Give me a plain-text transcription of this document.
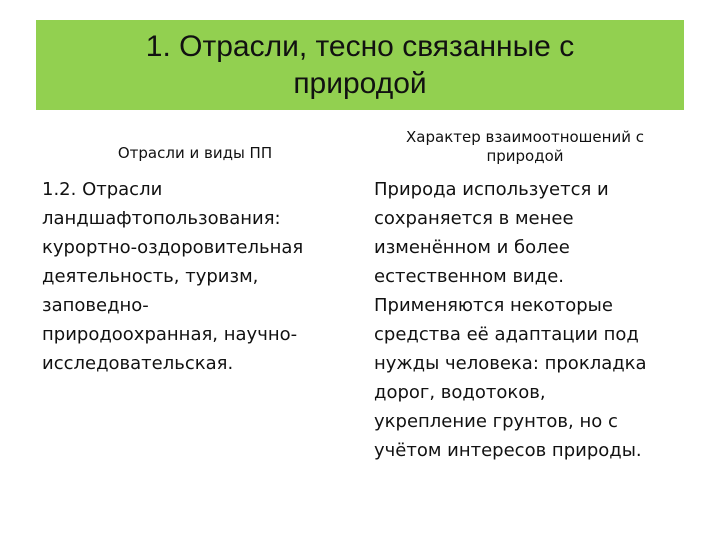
1. Отрасли, тесно связанные с
природой
Отрасли и виды ПП
Характер взаимоотношений с
природой
1.2. Отрасли
ландшафтопользования:
курортно-оздоровительная
деятельность, туризм,
заповедно-
природоохранная, научно-
исследовательская.
Природа используется и
сохраняется в менее
изменённом и более
естественном виде.
Применяются некоторые
средства её адаптации под
нужды человека: прокладка
дорог, водотоков,
укрепление грунтов, но с
учётом интересов природы.
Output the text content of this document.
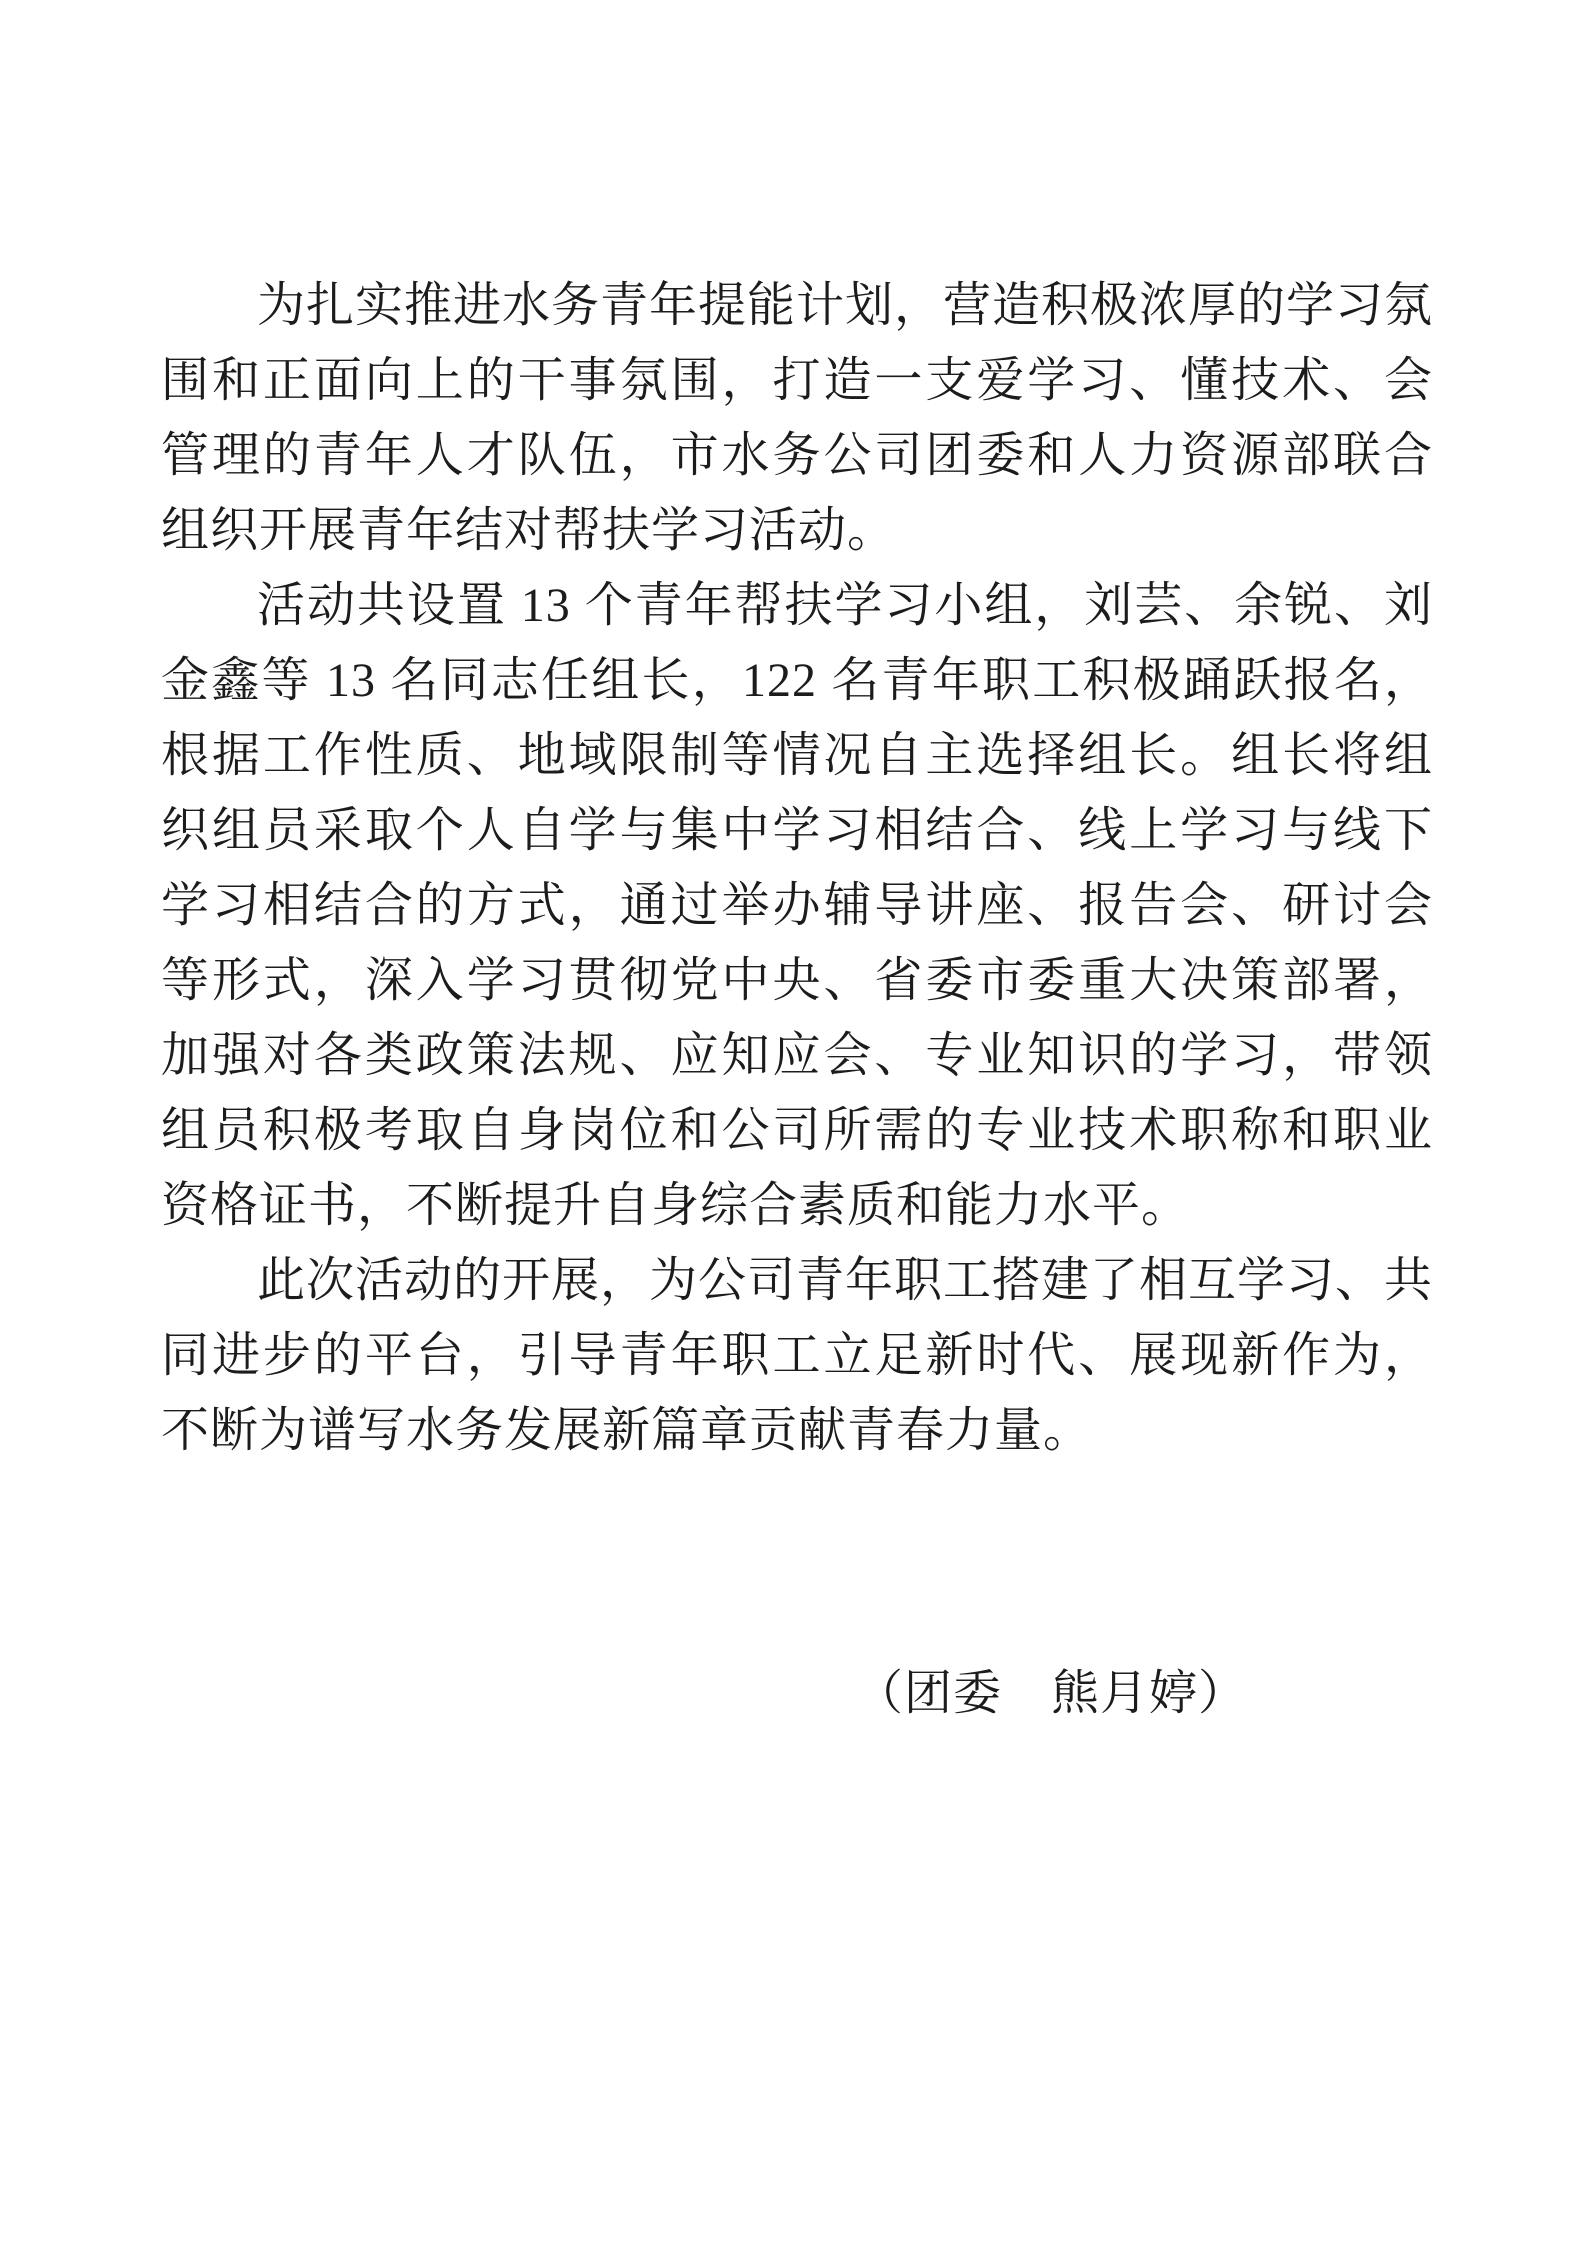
为扎实推进水务青年提能计划，营造积极浓厚的学习氛围和正面向上的干事氛围，打造一支爱学习、懂技术、会管理的青年人才队伍，市水务公司团委和人力资源部联合组织开展青年结对帮扶学习活动。

活动共设置 13 个青年帮扶学习小组，刘芸、余锐、刘金鑫等 13 名同志任组长，122 名青年职工积极踊跃报名，根据工作性质、地域限制等情况自主选择组长。组长将组织组员采取个人自学与集中学习相结合、线上学习与线下学习相结合的方式，通过举办辅导讲座、报告会、研讨会等形式，深入学习贯彻党中央、省委市委重大决策部署，加强对各类政策法规、应知应会、专业知识的学习，带领组员积极考取自身岗位和公司所需的专业技术职称和职业资格证书，不断提升自身综合素质和能力水平。

此次活动的开展，为公司青年职工搭建了相互学习、共同进步的平台，引导青年职工立足新时代、展现新作为，不断为谱写水务发展新篇章贡献青春力量。

（团委　熊月婷）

§ §

* [Exercise description]
Your task is to quote exactly the lines from the one with "Output the text content of this document." through the end of the material, both included, without reproducing any pictures.

* [Answer in full]
Output the text content of this document.
为扎实推进水务青年提能计划，营造积极浓厚的学习氛围和正面向上的干事氛围，打造一支爱学习、懂技术、会管理的青年人才队伍，市水务公司团委和人力资源部联合组织开展青年结对帮扶学习活动。

活动共设置 13 个青年帮扶学习小组，刘芸、余锐、刘金鑫等 13 名同志任组长，122 名青年职工积极踊跃报名，根据工作性质、地域限制等情况自主选择组长。组长将组织组员采取个人自学与集中学习相结合、线上学习与线下学习相结合的方式，通过举办辅导讲座、报告会、研讨会等形式，深入学习贯彻党中央、省委市委重大决策部署，加强对各类政策法规、应知应会、专业知识的学习，带领组员积极考取自身岗位和公司所需的专业技术职称和职业资格证书，不断提升自身综合素质和能力水平。

此次活动的开展，为公司青年职工搭建了相互学习、共同进步的平台，引导青年职工立足新时代、展现新作为，不断为谱写水务发展新篇章贡献青春力量。

（团委　熊月婷）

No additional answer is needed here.